> **Your task**: Pull out all lines from the listing below in which the word "nhóm" appears.

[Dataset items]

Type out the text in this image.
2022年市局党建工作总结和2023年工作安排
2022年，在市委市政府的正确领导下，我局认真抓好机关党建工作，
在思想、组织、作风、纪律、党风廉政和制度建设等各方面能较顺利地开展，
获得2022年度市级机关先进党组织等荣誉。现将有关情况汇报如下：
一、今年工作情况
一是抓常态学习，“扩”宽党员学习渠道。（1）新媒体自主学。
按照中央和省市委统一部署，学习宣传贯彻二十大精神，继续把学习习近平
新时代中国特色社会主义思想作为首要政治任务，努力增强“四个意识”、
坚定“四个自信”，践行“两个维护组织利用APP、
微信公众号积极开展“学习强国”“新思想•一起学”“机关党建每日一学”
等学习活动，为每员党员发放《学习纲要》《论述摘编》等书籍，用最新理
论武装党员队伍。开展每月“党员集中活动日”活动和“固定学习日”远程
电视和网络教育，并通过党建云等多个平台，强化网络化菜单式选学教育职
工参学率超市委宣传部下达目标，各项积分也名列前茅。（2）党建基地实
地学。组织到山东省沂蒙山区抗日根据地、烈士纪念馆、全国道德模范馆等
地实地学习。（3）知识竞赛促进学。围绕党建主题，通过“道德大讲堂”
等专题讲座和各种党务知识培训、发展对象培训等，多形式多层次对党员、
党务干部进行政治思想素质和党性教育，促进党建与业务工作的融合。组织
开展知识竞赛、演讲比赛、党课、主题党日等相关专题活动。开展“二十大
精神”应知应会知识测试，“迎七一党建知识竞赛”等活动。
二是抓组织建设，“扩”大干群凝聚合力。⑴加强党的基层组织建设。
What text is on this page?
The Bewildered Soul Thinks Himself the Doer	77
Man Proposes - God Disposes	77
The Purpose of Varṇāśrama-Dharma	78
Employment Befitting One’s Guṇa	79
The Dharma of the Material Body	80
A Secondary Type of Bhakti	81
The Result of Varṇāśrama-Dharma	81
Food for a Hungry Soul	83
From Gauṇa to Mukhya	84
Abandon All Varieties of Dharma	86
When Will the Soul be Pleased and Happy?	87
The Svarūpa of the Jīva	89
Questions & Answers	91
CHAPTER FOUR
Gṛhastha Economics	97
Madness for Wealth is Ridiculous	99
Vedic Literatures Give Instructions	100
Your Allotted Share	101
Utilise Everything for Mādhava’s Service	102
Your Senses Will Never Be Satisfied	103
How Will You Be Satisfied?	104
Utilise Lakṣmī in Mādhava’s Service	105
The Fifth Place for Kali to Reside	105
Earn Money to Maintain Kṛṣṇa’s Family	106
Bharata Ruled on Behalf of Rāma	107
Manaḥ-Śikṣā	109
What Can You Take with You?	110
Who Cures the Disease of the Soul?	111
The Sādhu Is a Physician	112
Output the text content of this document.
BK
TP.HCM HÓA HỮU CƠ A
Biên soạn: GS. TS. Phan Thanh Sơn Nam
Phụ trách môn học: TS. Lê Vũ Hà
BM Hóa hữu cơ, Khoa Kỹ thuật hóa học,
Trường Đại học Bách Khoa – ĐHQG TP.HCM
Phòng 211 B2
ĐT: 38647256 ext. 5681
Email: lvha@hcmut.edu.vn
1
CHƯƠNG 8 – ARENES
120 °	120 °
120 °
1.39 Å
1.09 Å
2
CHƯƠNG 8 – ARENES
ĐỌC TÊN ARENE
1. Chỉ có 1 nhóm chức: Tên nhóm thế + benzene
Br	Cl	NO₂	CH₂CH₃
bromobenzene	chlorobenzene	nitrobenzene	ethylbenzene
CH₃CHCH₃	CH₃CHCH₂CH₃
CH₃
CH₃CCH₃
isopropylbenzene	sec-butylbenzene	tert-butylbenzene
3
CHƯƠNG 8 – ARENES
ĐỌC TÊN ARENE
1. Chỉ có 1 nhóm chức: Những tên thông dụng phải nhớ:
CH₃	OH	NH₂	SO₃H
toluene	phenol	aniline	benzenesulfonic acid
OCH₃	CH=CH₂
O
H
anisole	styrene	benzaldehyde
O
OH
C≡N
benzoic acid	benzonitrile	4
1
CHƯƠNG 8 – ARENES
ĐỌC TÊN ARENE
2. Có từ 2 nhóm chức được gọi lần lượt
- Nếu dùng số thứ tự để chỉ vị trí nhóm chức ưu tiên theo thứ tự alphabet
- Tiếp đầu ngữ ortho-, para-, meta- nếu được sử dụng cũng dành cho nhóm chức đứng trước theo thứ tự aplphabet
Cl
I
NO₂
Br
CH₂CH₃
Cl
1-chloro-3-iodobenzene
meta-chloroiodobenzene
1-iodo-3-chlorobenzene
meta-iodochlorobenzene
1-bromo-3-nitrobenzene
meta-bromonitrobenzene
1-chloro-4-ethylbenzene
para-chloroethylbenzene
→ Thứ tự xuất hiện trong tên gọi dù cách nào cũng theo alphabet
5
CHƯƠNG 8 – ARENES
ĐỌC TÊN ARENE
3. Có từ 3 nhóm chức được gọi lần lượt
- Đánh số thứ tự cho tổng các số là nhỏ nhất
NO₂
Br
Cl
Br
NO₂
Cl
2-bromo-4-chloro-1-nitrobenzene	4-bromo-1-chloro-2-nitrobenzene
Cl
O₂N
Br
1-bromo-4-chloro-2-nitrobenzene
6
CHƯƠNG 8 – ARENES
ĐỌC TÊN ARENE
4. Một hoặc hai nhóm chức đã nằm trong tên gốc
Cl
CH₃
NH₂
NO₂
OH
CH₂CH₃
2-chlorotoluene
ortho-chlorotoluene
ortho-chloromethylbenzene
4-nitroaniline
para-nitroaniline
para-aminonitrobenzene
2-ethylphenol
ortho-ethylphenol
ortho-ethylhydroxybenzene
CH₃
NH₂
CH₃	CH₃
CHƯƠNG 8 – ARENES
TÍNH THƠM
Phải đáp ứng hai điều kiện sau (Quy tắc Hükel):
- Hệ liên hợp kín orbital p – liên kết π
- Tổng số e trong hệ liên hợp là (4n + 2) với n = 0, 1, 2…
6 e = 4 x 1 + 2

> **Complete answer**:
1. Chỉ có 1 nhóm chức: Tên nhóm thế + benzene
1. Chỉ có 1 nhóm chức: Những tên thông dụng phải nhớ:
2. Có từ 2 nhóm chức được gọi lần lượt
- Nếu dùng số thứ tự để chỉ vị trí nhóm chức ưu tiên theo thứ tự alphabet
- Tiếp đầu ngữ ortho-, para-, meta- nếu được sử dụng cũng dành cho nhóm chức đứng trước theo thứ tự aplphabet
3. Có từ 3 nhóm chức được gọi lần lượt
4. Một hoặc hai nhóm chức đã nằm trong tên gốc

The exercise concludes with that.